§ Aim
Give the records back in full, exactly as they read.
## BEGIN Supplied material
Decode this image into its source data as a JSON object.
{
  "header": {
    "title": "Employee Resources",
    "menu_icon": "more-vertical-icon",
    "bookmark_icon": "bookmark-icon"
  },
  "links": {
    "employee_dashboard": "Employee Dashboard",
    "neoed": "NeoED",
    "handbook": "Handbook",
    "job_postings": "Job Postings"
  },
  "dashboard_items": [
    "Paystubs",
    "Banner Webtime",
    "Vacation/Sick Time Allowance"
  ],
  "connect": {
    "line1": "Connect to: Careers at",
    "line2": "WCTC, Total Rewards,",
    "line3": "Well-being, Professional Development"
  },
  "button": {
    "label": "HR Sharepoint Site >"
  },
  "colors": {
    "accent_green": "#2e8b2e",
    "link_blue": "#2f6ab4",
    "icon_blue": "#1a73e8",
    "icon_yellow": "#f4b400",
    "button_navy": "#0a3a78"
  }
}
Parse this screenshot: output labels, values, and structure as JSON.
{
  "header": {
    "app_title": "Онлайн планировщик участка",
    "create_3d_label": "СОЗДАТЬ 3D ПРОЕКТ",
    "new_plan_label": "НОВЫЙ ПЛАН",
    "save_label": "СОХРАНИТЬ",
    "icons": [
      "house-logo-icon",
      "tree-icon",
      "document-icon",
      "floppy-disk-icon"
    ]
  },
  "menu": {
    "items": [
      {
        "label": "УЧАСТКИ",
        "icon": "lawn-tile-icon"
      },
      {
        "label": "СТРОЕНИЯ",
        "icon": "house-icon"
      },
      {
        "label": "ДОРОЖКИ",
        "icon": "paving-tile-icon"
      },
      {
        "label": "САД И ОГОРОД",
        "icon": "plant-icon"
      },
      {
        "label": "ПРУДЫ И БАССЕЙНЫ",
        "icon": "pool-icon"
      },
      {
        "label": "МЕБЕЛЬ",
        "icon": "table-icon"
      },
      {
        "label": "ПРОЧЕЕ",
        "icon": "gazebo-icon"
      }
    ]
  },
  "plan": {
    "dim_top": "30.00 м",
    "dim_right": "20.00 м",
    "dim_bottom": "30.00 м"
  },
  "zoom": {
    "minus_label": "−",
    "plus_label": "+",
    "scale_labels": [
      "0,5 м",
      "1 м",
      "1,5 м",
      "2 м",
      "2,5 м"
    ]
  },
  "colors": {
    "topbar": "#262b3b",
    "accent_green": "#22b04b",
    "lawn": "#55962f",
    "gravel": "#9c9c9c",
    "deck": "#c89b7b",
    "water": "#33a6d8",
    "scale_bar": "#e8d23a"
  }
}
## END Supplied material
§ Complete answer
Decode this image into its source data as a JSON object.
{
  "header": {
    "title": "Employee Resources",
    "menu_icon": "more-vertical-icon",
    "bookmark_icon": "bookmark-icon"
  },
  "links": {
    "employee_dashboard": "Employee Dashboard",
    "neoed": "NeoED",
    "handbook": "Handbook",
    "job_postings": "Job Postings"
  },
  "dashboard_items": [
    "Paystubs",
    "Banner Webtime",
    "Vacation/Sick Time Allowance"
  ],
  "connect": {
    "line1": "Connect to: Careers at",
    "line2": "WCTC, Total Rewards,",
    "line3": "Well-being, Professional Development"
  },
  "button": {
    "label": "HR Sharepoint Site >"
  },
  "colors": {
    "accent_green": "#2e8b2e",
    "link_blue": "#2f6ab4",
    "icon_blue": "#1a73e8",
    "icon_yellow": "#f4b400",
    "button_navy": "#0a3a78"
  }
}
Parse this screenshot: output labels, values, and structure as JSON.
{
  "header": {
    "app_title": "Онлайн планировщик участка",
    "create_3d_label": "СОЗДАТЬ 3D ПРОЕКТ",
    "new_plan_label": "НОВЫЙ ПЛАН",
    "save_label": "СОХРАНИТЬ",
    "icons": [
      "house-logo-icon",
      "tree-icon",
      "document-icon",
      "floppy-disk-icon"
    ]
  },
  "menu": {
    "items": [
      {
        "label": "УЧАСТКИ",
        "icon": "lawn-tile-icon"
      },
      {
        "label": "СТРОЕНИЯ",
        "icon": "house-icon"
      },
      {
        "label": "ДОРОЖКИ",
        "icon": "paving-tile-icon"
      },
      {
        "label": "САД И ОГОРОД",
        "icon": "plant-icon"
      },
      {
        "label": "ПРУДЫ И БАССЕЙНЫ",
        "icon": "pool-icon"
      },
      {
        "label": "МЕБЕЛЬ",
        "icon": "table-icon"
      },
      {
        "label": "ПРОЧЕЕ",
        "icon": "gazebo-icon"
      }
    ]
  },
  "plan": {
    "dim_top": "30.00 м",
    "dim_right": "20.00 м",
    "dim_bottom": "30.00 м"
  },
  "zoom": {
    "minus_label": "−",
    "plus_label": "+",
    "scale_labels": [
      "0,5 м",
      "1 м",
      "1,5 м",
      "2 м",
      "2,5 м"
    ]
  },
  "colors": {
    "topbar": "#262b3b",
    "accent_green": "#22b04b",
    "lawn": "#55962f",
    "gravel": "#9c9c9c",
    "deck": "#c89b7b",
    "water": "#33a6d8",
    "scale_bar": "#e8d23a"
  }
}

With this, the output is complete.